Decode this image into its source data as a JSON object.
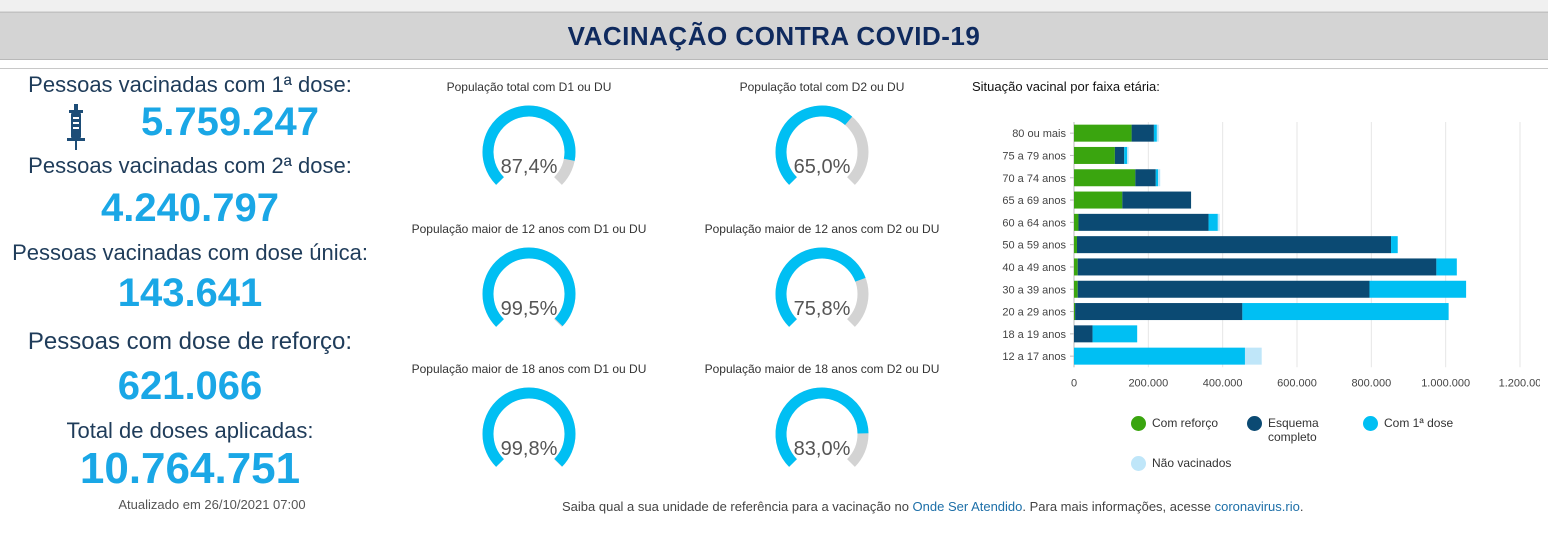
{
  "header": {
    "title": "VACINAÇÃO CONTRA COVID-19"
  },
  "stats": {
    "dose1_label": "Pessoas vacinadas com 1ª dose:",
    "dose1_value": "5.759.247",
    "dose2_label": "Pessoas vacinadas com 2ª dose:",
    "dose2_value": "4.240.797",
    "single_label": "Pessoas vacinadas com dose única:",
    "single_value": "143.641",
    "booster_label": "Pessoas com dose de reforço:",
    "booster_value": "621.066",
    "total_label": "Total de doses aplicadas:",
    "total_value": "10.764.751",
    "updated": "Atualizado em 26/10/2021 07:00",
    "icon": "syringe-icon"
  },
  "gauges": [
    {
      "title": "População total com D1 ou DU",
      "value_text": "87,4%",
      "fraction": 0.874
    },
    {
      "title": "População total com D2 ou DU",
      "value_text": "65,0%",
      "fraction": 0.65
    },
    {
      "title": "População maior de 12 anos com D1 ou DU",
      "value_text": "99,5%",
      "fraction": 0.995
    },
    {
      "title": "População maior de 12 anos com D2 ou DU",
      "value_text": "75,8%",
      "fraction": 0.758
    },
    {
      "title": "População maior de 18 anos com D1 ou DU",
      "value_text": "99,8%",
      "fraction": 0.998
    },
    {
      "title": "População maior de 18 anos com D2 ou DU",
      "value_text": "83,0%",
      "fraction": 0.83
    }
  ],
  "colors": {
    "header_bg": "#d4d4d4",
    "title": "#0f2a5e",
    "value_blue": "#1aa7e6",
    "gauge_fill": "#00bff3",
    "gauge_track": "#d3d3d3",
    "reforco": "#3aa50f",
    "completo": "#0b4a73",
    "dose1": "#00bff3",
    "nao_vacinados": "#bfe6f9"
  },
  "chart_title": "Situação vacinal por faixa etária:",
  "chart_data": {
    "type": "bar",
    "orientation": "horizontal",
    "stacked": true,
    "categories": [
      "80 ou mais",
      "75 a 79 anos",
      "70 a 74 anos",
      "65 a 69 anos",
      "60 a 64 anos",
      "50 a 59 anos",
      "40 a 49 anos",
      "30 a 39 anos",
      "20 a 29 anos",
      "18 a 19 anos",
      "12 a 17 anos"
    ],
    "series": [
      {
        "name": "Com reforço",
        "values": [
          155000,
          110000,
          165000,
          130000,
          12000,
          8000,
          10000,
          10000,
          3000,
          0,
          0
        ]
      },
      {
        "name": "Esquema completo",
        "values": [
          60000,
          25000,
          55000,
          185000,
          350000,
          845000,
          965000,
          785000,
          450000,
          50000,
          0
        ]
      },
      {
        "name": "Com 1ª dose",
        "values": [
          8000,
          8000,
          6000,
          0,
          25000,
          18000,
          55000,
          260000,
          555000,
          120000,
          460000
        ]
      },
      {
        "name": "Não vacinados",
        "values": [
          5000,
          4000,
          6000,
          0,
          5000,
          0,
          0,
          0,
          0,
          0,
          45000
        ]
      }
    ],
    "xlim": [
      0,
      1200000
    ],
    "xticks": [
      "0",
      "200.000",
      "400.000",
      "600.000",
      "800.000",
      "1.000.000",
      "1.200.00"
    ],
    "grid": true,
    "legend_position": "bottom"
  },
  "legend": [
    "Com reforço",
    "Esquema completo",
    "Com 1ª dose",
    "Não vacinados"
  ],
  "footer": {
    "text1": "Saiba qual a sua unidade de referência para a vacinação no ",
    "link1": "Onde Ser Atendido",
    "text2": ". Para mais informações, acesse ",
    "link2": "coronavirus.rio",
    "text3": "."
  }
}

• • •

§ **TASK DIRECTIONS**
Among the records, find the lines that contain "name" and copy each of them.

§ **ANSWER FOR THIS EXERCISE**
        "name": "Com reforço",
        "name": "Esquema completo",
        "name": "Com 1ª dose",
        "name": "Não vacinados",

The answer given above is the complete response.